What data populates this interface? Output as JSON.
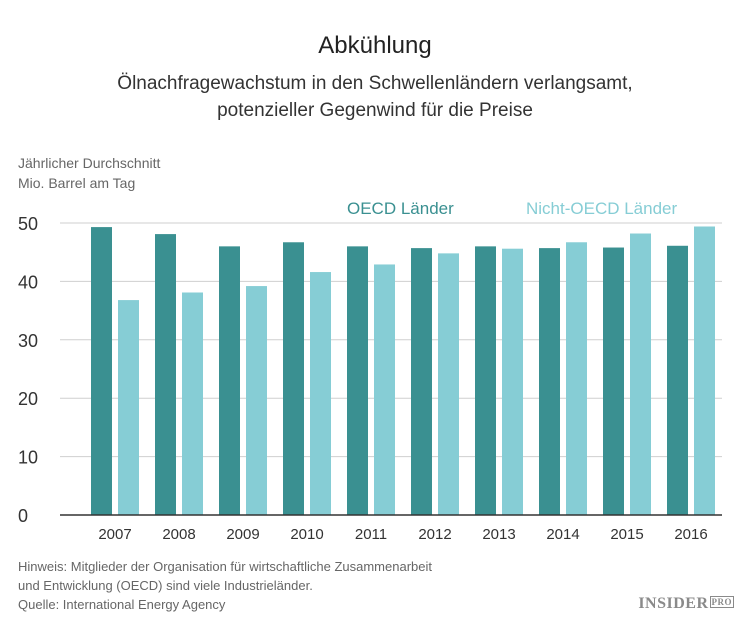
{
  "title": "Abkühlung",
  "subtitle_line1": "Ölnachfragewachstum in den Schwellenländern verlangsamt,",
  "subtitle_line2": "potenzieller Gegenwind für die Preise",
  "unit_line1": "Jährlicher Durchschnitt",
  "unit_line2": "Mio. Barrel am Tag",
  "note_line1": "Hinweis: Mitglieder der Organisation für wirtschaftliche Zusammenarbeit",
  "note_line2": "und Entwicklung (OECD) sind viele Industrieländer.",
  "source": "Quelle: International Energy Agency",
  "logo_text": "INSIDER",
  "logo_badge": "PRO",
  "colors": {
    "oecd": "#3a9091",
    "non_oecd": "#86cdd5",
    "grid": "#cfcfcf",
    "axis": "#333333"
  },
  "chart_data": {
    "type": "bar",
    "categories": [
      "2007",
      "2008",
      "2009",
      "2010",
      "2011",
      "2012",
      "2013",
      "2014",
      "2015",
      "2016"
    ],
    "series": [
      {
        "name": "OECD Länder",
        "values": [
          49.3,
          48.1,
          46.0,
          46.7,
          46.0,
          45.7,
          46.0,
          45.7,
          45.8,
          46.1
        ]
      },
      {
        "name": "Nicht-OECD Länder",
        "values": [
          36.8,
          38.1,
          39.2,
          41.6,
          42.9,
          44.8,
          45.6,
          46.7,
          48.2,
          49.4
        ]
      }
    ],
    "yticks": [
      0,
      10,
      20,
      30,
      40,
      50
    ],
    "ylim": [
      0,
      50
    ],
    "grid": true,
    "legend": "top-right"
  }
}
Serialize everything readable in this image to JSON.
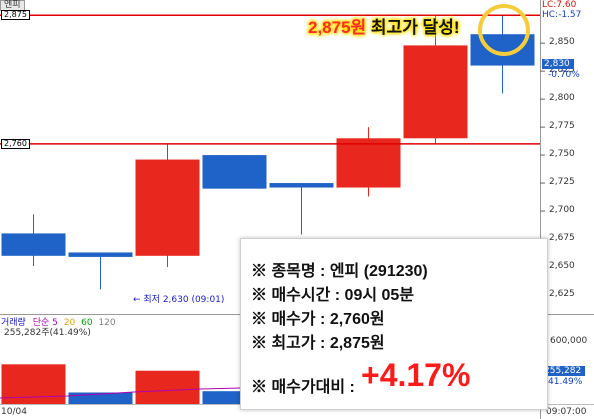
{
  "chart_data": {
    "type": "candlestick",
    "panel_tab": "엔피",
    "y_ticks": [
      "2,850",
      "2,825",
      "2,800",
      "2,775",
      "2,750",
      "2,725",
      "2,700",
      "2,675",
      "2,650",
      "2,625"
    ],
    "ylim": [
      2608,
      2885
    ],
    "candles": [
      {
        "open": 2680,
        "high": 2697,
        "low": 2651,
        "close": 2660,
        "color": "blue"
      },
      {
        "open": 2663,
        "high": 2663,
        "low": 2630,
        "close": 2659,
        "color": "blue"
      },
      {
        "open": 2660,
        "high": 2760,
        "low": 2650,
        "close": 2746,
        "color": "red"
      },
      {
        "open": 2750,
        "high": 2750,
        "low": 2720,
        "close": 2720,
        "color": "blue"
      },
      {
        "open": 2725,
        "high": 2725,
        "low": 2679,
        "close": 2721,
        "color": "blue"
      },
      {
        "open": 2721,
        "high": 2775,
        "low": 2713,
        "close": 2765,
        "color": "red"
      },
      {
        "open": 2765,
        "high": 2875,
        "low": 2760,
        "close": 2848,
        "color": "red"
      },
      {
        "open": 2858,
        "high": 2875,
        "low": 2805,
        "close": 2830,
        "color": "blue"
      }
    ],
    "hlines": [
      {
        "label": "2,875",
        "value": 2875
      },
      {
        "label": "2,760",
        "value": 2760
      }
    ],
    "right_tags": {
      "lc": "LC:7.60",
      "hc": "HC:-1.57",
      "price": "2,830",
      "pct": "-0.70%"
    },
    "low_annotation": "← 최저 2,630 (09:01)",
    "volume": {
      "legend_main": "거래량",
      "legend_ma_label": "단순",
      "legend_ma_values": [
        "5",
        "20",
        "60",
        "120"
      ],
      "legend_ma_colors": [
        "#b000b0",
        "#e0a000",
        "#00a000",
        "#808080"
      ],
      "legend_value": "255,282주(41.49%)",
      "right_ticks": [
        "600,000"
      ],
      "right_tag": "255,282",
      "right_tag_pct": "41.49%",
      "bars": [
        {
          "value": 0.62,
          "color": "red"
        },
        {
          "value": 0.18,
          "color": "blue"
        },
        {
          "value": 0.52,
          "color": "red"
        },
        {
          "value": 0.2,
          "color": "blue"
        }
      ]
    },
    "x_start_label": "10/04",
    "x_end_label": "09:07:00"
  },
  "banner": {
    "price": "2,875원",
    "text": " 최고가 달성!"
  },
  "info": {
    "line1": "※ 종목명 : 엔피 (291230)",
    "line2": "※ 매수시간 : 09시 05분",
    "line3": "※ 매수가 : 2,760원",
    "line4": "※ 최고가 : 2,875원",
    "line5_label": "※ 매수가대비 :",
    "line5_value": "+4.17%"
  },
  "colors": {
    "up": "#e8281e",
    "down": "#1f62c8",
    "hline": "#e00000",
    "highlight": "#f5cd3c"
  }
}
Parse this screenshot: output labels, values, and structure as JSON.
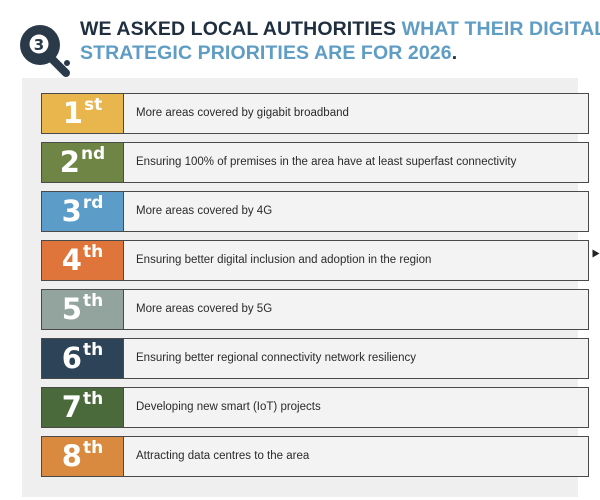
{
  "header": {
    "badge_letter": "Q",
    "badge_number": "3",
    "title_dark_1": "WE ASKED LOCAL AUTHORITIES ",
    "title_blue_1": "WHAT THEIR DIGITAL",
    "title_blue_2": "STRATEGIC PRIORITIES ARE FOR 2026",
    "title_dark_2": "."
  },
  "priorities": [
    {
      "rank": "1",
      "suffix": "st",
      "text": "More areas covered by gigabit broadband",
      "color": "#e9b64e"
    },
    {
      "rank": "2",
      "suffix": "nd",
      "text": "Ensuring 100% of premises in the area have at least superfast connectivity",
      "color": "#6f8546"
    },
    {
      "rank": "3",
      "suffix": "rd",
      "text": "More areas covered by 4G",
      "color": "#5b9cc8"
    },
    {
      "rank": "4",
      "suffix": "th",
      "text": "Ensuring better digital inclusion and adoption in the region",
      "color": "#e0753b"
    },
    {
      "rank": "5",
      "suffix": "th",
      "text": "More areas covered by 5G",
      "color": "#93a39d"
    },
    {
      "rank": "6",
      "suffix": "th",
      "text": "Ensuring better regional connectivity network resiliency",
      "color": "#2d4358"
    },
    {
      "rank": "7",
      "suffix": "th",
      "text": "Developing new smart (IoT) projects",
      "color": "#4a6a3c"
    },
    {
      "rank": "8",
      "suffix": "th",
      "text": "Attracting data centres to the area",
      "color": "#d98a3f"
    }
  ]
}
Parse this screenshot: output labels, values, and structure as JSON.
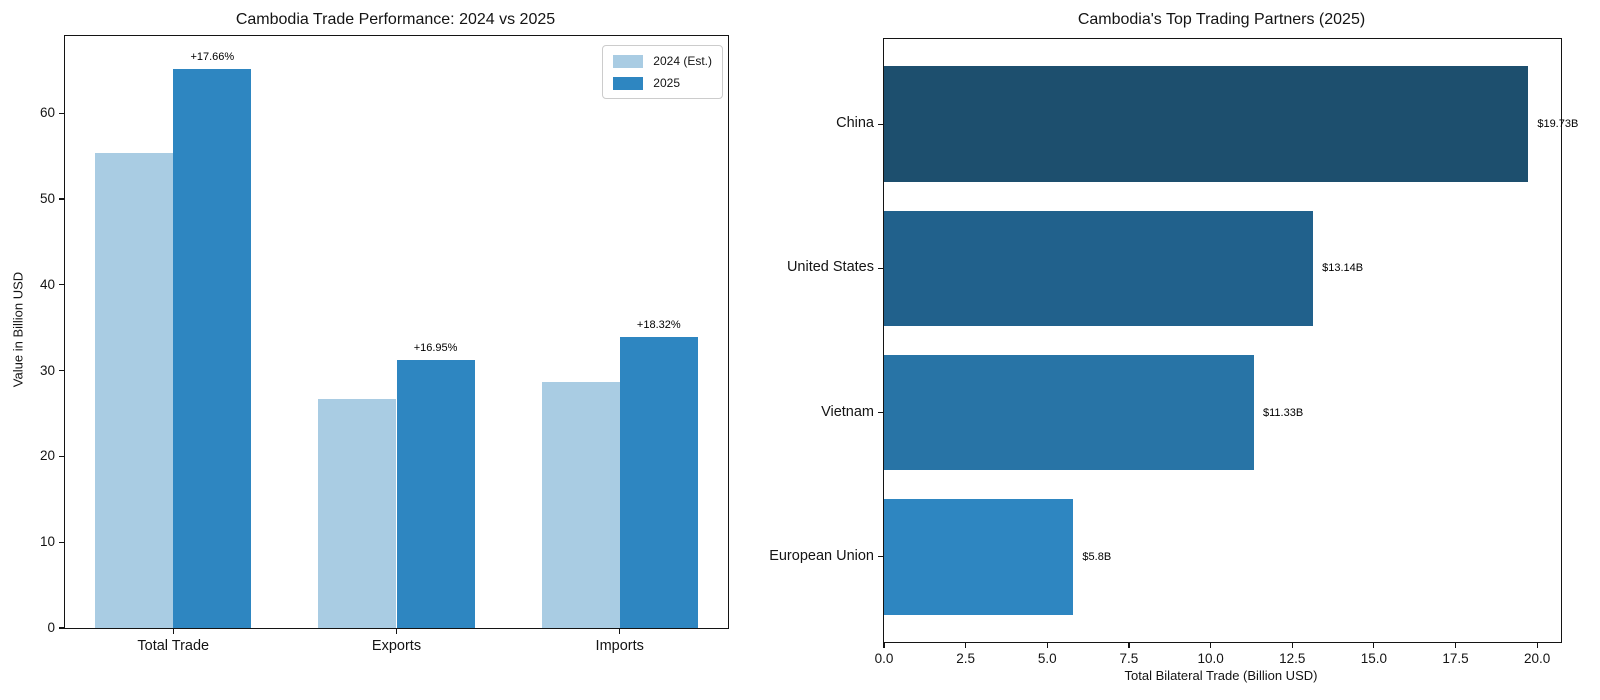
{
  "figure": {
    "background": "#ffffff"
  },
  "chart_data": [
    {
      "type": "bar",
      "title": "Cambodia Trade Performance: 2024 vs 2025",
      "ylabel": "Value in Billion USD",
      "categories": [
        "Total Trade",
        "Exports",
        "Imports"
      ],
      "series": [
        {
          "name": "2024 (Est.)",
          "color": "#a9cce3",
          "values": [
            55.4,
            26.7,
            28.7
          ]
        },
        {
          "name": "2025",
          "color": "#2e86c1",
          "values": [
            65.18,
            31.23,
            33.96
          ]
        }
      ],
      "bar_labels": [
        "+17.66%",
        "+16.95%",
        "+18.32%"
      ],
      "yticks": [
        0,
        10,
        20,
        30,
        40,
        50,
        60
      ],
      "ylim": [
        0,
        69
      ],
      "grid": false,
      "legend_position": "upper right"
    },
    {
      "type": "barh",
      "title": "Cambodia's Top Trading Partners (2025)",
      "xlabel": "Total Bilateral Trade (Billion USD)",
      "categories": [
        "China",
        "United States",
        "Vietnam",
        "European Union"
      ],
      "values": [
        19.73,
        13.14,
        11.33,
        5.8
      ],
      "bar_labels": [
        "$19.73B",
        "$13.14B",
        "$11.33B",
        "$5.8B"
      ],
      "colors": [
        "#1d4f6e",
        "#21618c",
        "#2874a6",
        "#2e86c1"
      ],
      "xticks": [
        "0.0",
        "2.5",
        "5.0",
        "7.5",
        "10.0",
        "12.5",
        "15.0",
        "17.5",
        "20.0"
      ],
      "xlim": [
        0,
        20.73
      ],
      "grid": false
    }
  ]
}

──────

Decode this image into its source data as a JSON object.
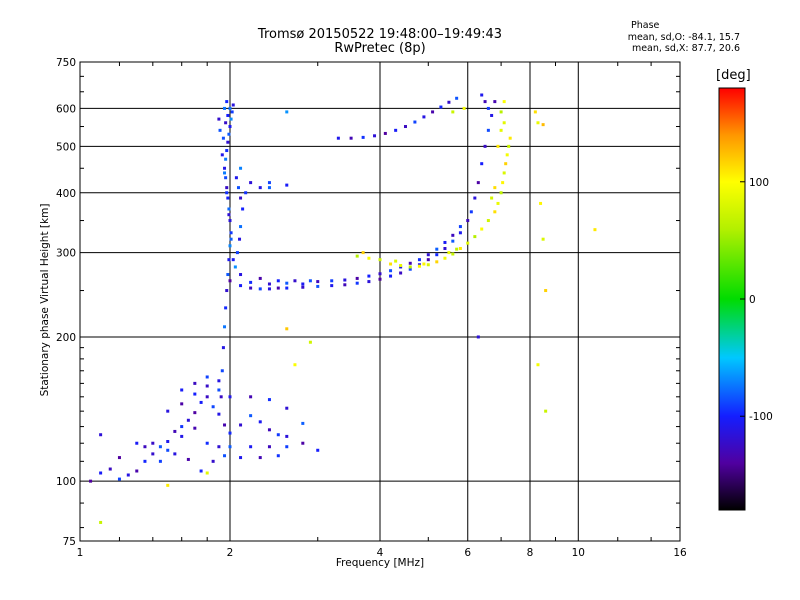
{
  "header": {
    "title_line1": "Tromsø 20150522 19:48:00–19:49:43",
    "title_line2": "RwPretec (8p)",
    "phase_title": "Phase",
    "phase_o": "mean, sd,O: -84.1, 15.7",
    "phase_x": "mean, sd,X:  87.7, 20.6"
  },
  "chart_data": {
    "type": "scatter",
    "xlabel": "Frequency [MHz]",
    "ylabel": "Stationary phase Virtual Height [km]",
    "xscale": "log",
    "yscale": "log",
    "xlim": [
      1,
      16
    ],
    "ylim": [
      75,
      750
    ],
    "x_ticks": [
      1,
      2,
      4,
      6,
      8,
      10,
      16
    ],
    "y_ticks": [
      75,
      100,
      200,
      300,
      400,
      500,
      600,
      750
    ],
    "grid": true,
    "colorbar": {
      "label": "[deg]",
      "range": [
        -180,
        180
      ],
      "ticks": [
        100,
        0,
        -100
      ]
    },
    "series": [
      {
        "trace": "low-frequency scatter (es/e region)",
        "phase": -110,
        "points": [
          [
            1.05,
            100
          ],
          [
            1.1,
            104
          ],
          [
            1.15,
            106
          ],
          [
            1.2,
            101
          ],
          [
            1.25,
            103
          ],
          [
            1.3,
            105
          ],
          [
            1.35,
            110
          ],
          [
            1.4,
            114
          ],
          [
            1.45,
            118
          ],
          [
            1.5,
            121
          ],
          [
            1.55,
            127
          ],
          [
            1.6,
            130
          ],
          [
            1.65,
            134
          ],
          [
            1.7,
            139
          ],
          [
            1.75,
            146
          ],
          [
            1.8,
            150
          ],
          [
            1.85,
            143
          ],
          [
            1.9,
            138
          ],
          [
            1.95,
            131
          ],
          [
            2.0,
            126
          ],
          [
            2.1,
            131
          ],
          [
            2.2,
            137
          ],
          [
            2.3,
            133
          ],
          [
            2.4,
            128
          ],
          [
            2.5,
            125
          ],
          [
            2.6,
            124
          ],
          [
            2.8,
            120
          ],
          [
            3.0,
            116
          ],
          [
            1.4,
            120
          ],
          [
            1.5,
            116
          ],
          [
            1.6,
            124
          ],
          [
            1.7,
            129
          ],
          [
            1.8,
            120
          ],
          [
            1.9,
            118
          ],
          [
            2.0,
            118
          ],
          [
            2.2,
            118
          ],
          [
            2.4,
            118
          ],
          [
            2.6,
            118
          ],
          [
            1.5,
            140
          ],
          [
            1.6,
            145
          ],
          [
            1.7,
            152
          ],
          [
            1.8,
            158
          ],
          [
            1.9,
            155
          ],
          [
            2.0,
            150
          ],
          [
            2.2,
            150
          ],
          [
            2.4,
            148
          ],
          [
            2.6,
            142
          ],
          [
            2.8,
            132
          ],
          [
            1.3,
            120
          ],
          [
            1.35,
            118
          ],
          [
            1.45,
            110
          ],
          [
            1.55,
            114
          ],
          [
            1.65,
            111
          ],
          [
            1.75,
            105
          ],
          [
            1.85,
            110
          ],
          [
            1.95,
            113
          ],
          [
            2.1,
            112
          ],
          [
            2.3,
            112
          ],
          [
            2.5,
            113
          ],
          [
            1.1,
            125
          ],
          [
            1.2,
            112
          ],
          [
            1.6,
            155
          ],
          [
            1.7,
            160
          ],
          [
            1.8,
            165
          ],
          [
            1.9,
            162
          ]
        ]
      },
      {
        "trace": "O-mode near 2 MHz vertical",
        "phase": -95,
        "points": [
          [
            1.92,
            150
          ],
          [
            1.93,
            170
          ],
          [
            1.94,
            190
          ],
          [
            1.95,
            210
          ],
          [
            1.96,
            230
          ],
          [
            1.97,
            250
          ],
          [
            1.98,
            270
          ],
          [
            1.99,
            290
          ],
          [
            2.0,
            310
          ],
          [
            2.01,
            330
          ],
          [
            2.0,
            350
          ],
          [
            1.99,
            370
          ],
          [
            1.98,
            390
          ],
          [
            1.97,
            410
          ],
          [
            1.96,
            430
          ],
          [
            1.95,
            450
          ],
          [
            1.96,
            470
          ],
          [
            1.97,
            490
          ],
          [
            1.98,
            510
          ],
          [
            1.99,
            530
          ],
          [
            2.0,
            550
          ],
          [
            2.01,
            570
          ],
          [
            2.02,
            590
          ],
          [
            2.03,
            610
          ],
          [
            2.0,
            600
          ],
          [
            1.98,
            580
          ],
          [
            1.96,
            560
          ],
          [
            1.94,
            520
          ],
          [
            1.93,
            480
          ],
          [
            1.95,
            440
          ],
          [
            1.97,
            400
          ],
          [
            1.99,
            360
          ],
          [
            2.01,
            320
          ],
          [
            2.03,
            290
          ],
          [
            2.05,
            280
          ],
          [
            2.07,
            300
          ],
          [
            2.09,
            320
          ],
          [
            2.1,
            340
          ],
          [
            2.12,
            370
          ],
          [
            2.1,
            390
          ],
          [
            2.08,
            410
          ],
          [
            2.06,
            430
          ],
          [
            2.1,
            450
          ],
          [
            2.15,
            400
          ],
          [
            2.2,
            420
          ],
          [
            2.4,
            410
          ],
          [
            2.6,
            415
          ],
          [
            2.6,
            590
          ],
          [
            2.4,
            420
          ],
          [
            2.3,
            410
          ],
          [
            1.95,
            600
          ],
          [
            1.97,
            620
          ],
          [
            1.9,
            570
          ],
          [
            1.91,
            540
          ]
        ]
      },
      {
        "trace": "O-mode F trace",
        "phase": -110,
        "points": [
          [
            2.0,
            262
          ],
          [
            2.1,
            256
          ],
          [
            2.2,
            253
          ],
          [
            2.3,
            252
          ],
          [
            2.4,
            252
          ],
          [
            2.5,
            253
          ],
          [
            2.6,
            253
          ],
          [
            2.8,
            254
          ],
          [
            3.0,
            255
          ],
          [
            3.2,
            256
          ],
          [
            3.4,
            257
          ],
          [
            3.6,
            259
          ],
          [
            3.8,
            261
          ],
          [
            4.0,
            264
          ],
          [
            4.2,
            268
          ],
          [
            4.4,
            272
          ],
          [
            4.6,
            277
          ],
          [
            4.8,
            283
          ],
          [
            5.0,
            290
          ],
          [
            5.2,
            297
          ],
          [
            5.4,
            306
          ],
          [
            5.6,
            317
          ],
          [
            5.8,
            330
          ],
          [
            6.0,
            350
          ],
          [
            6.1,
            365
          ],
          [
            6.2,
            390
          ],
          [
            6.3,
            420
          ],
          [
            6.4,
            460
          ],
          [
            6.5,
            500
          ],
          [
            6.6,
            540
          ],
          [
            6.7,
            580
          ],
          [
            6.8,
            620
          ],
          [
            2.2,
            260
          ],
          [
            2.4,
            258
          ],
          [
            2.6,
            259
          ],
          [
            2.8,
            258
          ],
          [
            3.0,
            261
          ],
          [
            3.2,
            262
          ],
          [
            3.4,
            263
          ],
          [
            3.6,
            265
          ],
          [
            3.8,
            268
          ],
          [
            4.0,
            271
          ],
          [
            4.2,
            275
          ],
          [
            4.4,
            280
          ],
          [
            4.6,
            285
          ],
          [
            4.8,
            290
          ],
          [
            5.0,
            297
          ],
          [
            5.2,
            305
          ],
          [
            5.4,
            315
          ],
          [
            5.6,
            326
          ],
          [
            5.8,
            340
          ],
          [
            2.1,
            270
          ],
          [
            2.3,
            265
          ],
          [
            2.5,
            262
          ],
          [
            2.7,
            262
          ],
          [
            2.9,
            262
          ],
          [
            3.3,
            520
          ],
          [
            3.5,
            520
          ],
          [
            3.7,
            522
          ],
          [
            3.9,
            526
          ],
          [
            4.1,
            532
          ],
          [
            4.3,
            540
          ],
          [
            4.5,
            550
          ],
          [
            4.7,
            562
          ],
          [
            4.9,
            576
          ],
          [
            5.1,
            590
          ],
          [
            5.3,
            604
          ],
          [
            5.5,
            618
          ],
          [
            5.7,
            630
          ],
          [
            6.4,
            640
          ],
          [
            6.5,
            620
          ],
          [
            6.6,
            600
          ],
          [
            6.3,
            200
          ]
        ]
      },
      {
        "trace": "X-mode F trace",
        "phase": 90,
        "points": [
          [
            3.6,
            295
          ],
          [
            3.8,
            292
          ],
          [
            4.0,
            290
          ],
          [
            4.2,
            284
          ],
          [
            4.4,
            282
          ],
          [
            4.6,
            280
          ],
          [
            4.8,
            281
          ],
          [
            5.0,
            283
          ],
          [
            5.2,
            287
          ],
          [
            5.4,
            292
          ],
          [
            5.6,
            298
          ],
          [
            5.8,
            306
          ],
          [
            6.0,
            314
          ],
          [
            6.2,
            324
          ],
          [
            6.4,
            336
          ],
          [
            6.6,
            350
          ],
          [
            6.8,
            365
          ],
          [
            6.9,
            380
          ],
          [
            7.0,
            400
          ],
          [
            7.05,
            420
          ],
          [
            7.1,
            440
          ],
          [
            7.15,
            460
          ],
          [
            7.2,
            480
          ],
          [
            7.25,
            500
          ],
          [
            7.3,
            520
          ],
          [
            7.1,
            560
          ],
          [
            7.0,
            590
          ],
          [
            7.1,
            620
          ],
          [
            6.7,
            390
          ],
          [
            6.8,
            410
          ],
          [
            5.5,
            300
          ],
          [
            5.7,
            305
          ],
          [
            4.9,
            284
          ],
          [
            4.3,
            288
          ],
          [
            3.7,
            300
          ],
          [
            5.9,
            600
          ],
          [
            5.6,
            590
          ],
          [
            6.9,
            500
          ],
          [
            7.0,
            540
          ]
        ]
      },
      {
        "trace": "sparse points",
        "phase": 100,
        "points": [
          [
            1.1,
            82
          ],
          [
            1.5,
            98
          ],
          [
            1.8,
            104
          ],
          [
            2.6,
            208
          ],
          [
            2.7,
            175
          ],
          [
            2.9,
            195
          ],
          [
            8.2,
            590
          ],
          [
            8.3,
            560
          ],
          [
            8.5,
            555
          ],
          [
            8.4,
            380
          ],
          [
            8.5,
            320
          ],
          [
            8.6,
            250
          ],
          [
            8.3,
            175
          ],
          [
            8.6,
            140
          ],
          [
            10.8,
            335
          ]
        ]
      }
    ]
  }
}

──────

- _Exercise directions_
Locate the word "image" in the records and collect each line it appears in.

- _Response to this task_
Serialize everything readable in this image to JSON.
Decode this image into its source data as a JSON object.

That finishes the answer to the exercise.